> [Set problem] Would you write out the entries below, every one of them, exactly?
--- start of Items ---
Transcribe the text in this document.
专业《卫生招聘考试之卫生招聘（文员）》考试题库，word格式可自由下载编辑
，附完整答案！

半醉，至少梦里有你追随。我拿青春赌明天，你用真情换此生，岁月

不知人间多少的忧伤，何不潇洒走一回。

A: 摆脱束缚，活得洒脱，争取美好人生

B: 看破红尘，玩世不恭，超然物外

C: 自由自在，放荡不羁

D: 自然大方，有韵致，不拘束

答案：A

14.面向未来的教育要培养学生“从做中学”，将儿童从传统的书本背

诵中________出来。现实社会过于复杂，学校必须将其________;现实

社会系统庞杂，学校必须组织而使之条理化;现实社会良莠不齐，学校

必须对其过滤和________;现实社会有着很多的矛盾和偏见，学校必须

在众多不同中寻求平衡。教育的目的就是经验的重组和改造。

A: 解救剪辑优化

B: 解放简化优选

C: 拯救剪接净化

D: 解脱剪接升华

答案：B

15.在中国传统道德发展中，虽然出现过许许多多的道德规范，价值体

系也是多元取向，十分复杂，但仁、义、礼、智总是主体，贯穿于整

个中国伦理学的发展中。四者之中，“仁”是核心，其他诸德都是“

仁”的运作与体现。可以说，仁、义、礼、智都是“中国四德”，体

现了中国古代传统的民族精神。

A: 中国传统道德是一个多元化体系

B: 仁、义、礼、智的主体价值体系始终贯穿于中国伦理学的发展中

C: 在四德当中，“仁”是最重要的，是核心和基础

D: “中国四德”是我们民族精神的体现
--- end of Items ---
> [Expected output]
Transcribe the text in this document.
专业《卫生招聘考试之卫生招聘（文员）》考试题库，word格式可自由下载编辑
，附完整答案！

半醉，至少梦里有你追随。我拿青春赌明天，你用真情换此生，岁月

不知人间多少的忧伤，何不潇洒走一回。

A: 摆脱束缚，活得洒脱，争取美好人生

B: 看破红尘，玩世不恭，超然物外

C: 自由自在，放荡不羁

D: 自然大方，有韵致，不拘束

答案：A

14.面向未来的教育要培养学生“从做中学”，将儿童从传统的书本背

诵中________出来。现实社会过于复杂，学校必须将其________;现实

社会系统庞杂，学校必须组织而使之条理化;现实社会良莠不齐，学校

必须对其过滤和________;现实社会有着很多的矛盾和偏见，学校必须

在众多不同中寻求平衡。教育的目的就是经验的重组和改造。

A: 解救剪辑优化

B: 解放简化优选

C: 拯救剪接净化

D: 解脱剪接升华

答案：B

15.在中国传统道德发展中，虽然出现过许许多多的道德规范，价值体

系也是多元取向，十分复杂，但仁、义、礼、智总是主体，贯穿于整

个中国伦理学的发展中。四者之中，“仁”是核心，其他诸德都是“

仁”的运作与体现。可以说，仁、义、礼、智都是“中国四德”，体

现了中国古代传统的民族精神。

A: 中国传统道德是一个多元化体系

B: 仁、义、礼、智的主体价值体系始终贯穿于中国伦理学的发展中

C: 在四德当中，“仁”是最重要的，是核心和基础

D: “中国四德”是我们民族精神的体现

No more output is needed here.